- [Exercise description]
Copy down every line where the string "Which" shows up.

- [Dataset content]
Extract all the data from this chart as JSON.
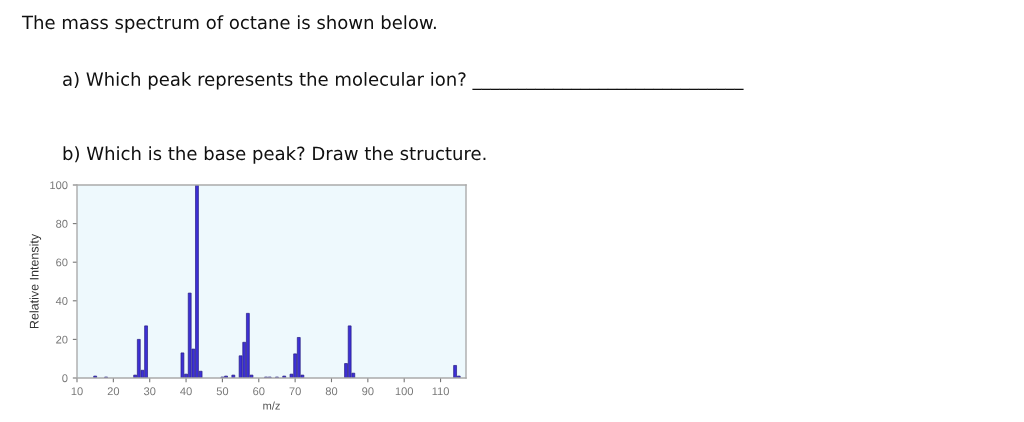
{
  "chart_data": {
    "type": "bar",
    "title": "The mass spectrum of octane is shown below.",
    "annotations": [
      "a) Which peak represents the molecular ion? ______________________________",
      "b) Which is the base peak? Draw the structure."
    ],
    "xlabel": "m/z",
    "ylabel": "Relative Intensity",
    "x": [
      15,
      18,
      26,
      27,
      28,
      29,
      39,
      40,
      41,
      42,
      43,
      44,
      50,
      51,
      53,
      55,
      56,
      57,
      58,
      62,
      63,
      65,
      67,
      69,
      70,
      71,
      72,
      84,
      85,
      86,
      114,
      115
    ],
    "values": [
      1,
      0.5,
      1.5,
      20,
      4,
      27,
      13,
      2,
      44,
      15,
      100,
      3.5,
      0.5,
      1,
      1.5,
      11.5,
      18.5,
      33.5,
      1.5,
      0.5,
      0.5,
      0.5,
      1,
      2,
      12.5,
      21,
      1.5,
      7.5,
      27,
      2.5,
      6.5,
      1
    ],
    "color": "#3d30d6",
    "xlim": [
      10,
      117
    ],
    "ylim": [
      0,
      100
    ],
    "xticks": [
      10,
      20,
      30,
      40,
      50,
      60,
      70,
      80,
      90,
      100,
      110
    ],
    "yticks": [
      0,
      20,
      40,
      60,
      80,
      100
    ]
  }
}
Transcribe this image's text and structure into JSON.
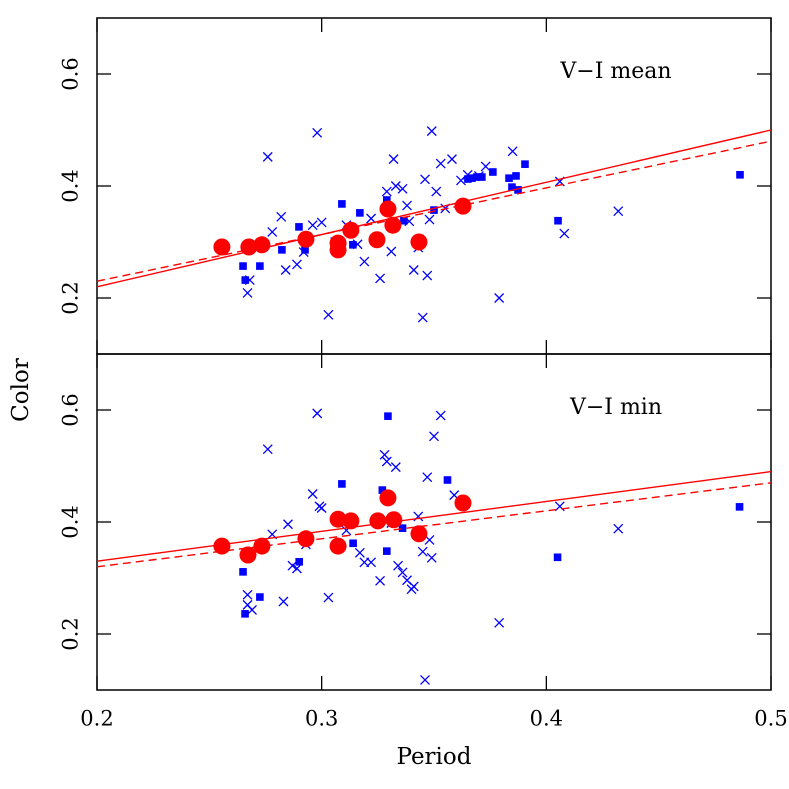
{
  "chart_data": [
    {
      "type": "scatter",
      "annotation": "V−I mean",
      "xlim": [
        0.2,
        0.5
      ],
      "xticks": [
        0.2,
        0.3,
        0.4,
        0.5
      ],
      "show_xtick_labels": false,
      "ylim": [
        0.1,
        0.7
      ],
      "yticks": [
        0.2,
        0.4,
        0.6
      ],
      "series": [
        {
          "marker": "x",
          "color": "#0000ff",
          "x": [
            0.267,
            0.268,
            0.276,
            0.278,
            0.282,
            0.284,
            0.289,
            0.292,
            0.296,
            0.298,
            0.3,
            0.303,
            0.306,
            0.311,
            0.316,
            0.319,
            0.322,
            0.326,
            0.329,
            0.331,
            0.332,
            0.333,
            0.336,
            0.338,
            0.339,
            0.341,
            0.343,
            0.345,
            0.346,
            0.347,
            0.348,
            0.349,
            0.351,
            0.353,
            0.355,
            0.358,
            0.362,
            0.365,
            0.37,
            0.373,
            0.379,
            0.385,
            0.406,
            0.408,
            0.432
          ],
          "values": [
            0.209,
            0.232,
            0.452,
            0.318,
            0.345,
            0.25,
            0.26,
            0.282,
            0.33,
            0.495,
            0.335,
            0.17,
            0.3,
            0.33,
            0.296,
            0.265,
            0.342,
            0.235,
            0.39,
            0.283,
            0.448,
            0.4,
            0.395,
            0.365,
            0.337,
            0.25,
            0.29,
            0.165,
            0.412,
            0.24,
            0.34,
            0.498,
            0.39,
            0.44,
            0.36,
            0.448,
            0.41,
            0.42,
            0.418,
            0.435,
            0.2,
            0.462,
            0.408,
            0.315,
            0.355
          ]
        },
        {
          "marker": "square",
          "color": "#0000ff",
          "x": [
            0.265,
            0.266,
            0.2725,
            0.2823,
            0.2899,
            0.2926,
            0.309,
            0.3139,
            0.317,
            0.329,
            0.3295,
            0.3366,
            0.35,
            0.3651,
            0.3669,
            0.3691,
            0.3713,
            0.3762,
            0.3834,
            0.3847,
            0.3865,
            0.3874,
            0.3905,
            0.4052,
            0.4862
          ],
          "values": [
            0.257,
            0.232,
            0.257,
            0.286,
            0.327,
            0.286,
            0.368,
            0.295,
            0.352,
            0.375,
            0.366,
            0.338,
            0.357,
            0.4125,
            0.414,
            0.416,
            0.416,
            0.425,
            0.414,
            0.398,
            0.418,
            0.393,
            0.439,
            0.338,
            0.42
          ]
        },
        {
          "marker": "circle",
          "color": "#ff0000",
          "x": [
            0.2556,
            0.2676,
            0.2734,
            0.293,
            0.3073,
            0.3073,
            0.313,
            0.3246,
            0.3295,
            0.3317,
            0.3433,
            0.3629
          ],
          "values": [
            0.291,
            0.291,
            0.295,
            0.305,
            0.298,
            0.286,
            0.321,
            0.304,
            0.359,
            0.33,
            0.3,
            0.364
          ]
        },
        {
          "marker": "line",
          "style": "solid",
          "color": "#ff0000",
          "x": [
            0.2,
            0.5
          ],
          "values": [
            0.22,
            0.5
          ]
        },
        {
          "marker": "line",
          "style": "dashed",
          "color": "#ff0000",
          "x": [
            0.2,
            0.5
          ],
          "values": [
            0.23,
            0.48
          ]
        }
      ]
    },
    {
      "type": "scatter",
      "annotation": "V−I min",
      "xlabel": "Period",
      "ylabel": "Color",
      "xlim": [
        0.2,
        0.5
      ],
      "xticks": [
        0.2,
        0.3,
        0.4,
        0.5
      ],
      "show_xtick_labels": true,
      "ylim": [
        0.1,
        0.7
      ],
      "yticks": [
        0.2,
        0.4,
        0.6
      ],
      "series": [
        {
          "marker": "x",
          "color": "#0000ff",
          "x": [
            0.267,
            0.267,
            0.269,
            0.276,
            0.278,
            0.283,
            0.285,
            0.287,
            0.289,
            0.293,
            0.296,
            0.298,
            0.299,
            0.3,
            0.303,
            0.311,
            0.317,
            0.319,
            0.322,
            0.326,
            0.328,
            0.329,
            0.331,
            0.333,
            0.334,
            0.336,
            0.338,
            0.34,
            0.341,
            0.343,
            0.345,
            0.346,
            0.347,
            0.348,
            0.349,
            0.35,
            0.353,
            0.359,
            0.379,
            0.406,
            0.432
          ],
          "values": [
            0.27,
            0.252,
            0.243,
            0.53,
            0.378,
            0.258,
            0.396,
            0.322,
            0.317,
            0.36,
            0.45,
            0.594,
            0.428,
            0.425,
            0.265,
            0.385,
            0.345,
            0.328,
            0.328,
            0.295,
            0.52,
            0.508,
            0.398,
            0.498,
            0.322,
            0.31,
            0.296,
            0.28,
            0.285,
            0.41,
            0.347,
            0.118,
            0.48,
            0.368,
            0.336,
            0.553,
            0.59,
            0.448,
            0.22,
            0.428,
            0.388
          ]
        },
        {
          "marker": "square",
          "color": "#0000ff",
          "x": [
            0.265,
            0.2659,
            0.2725,
            0.29,
            0.309,
            0.314,
            0.327,
            0.329,
            0.3295,
            0.336,
            0.356,
            0.405,
            0.486
          ],
          "values": [
            0.311,
            0.236,
            0.266,
            0.329,
            0.468,
            0.362,
            0.457,
            0.348,
            0.589,
            0.389,
            0.475,
            0.337,
            0.427
          ]
        },
        {
          "marker": "circle",
          "color": "#ff0000",
          "x": [
            0.2556,
            0.2672,
            0.2734,
            0.293,
            0.3073,
            0.3073,
            0.313,
            0.325,
            0.3295,
            0.3321,
            0.3433,
            0.3629
          ],
          "values": [
            0.357,
            0.341,
            0.357,
            0.37,
            0.357,
            0.405,
            0.402,
            0.402,
            0.443,
            0.404,
            0.379,
            0.434
          ]
        },
        {
          "marker": "line",
          "style": "solid",
          "color": "#ff0000",
          "x": [
            0.2,
            0.5
          ],
          "values": [
            0.33,
            0.49
          ]
        },
        {
          "marker": "line",
          "style": "dashed",
          "color": "#ff0000",
          "x": [
            0.2,
            0.5
          ],
          "values": [
            0.32,
            0.47
          ]
        }
      ]
    }
  ]
}
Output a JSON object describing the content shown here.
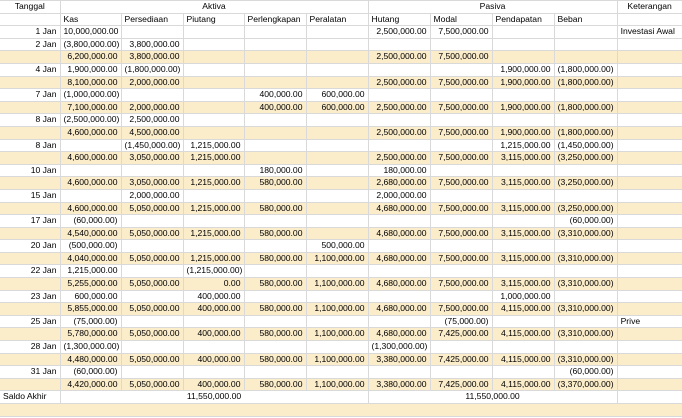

- [Expected answer]
      "a) Which peak represents the molecular ion? ______________________________",
      "b) Which is the base peak? Draw the structure."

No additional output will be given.